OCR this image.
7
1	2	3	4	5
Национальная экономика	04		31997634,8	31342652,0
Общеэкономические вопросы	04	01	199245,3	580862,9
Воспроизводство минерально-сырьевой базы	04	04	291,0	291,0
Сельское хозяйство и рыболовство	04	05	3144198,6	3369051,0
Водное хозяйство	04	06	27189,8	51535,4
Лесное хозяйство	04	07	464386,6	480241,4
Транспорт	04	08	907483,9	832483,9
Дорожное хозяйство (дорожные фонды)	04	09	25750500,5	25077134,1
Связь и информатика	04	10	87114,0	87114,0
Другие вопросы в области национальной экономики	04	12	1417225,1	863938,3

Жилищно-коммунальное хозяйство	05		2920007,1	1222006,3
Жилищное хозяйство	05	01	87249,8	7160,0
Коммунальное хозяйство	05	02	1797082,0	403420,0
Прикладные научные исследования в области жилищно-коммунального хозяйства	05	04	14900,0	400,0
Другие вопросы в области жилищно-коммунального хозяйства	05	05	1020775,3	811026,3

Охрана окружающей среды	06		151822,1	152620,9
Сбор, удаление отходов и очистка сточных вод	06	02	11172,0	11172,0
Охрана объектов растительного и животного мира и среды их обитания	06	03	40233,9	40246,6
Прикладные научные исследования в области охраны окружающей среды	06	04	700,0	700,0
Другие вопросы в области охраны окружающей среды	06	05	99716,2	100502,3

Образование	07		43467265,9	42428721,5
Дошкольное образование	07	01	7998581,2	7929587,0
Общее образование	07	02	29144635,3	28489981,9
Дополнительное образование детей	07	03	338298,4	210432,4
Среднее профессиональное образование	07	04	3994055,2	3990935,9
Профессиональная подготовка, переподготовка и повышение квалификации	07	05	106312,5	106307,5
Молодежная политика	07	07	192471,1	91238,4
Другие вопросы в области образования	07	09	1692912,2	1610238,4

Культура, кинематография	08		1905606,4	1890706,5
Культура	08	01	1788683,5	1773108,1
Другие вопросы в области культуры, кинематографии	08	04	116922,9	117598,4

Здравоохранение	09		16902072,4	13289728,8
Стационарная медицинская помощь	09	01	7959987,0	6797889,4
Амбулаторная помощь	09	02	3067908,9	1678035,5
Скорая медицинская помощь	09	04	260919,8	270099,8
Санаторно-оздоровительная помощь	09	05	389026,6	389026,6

☆ ☆ ☆ ☆ ☆

Directions for this task →
Pull out every line of the entries that includes the word "научные".

Complete answer →
Прикладные научные исследования в области жилищно-коммунального хозяйства	05	04	14900,0	400,0
Прикладные научные исследования в области охраны окружающей среды	06	04	700,0	700,0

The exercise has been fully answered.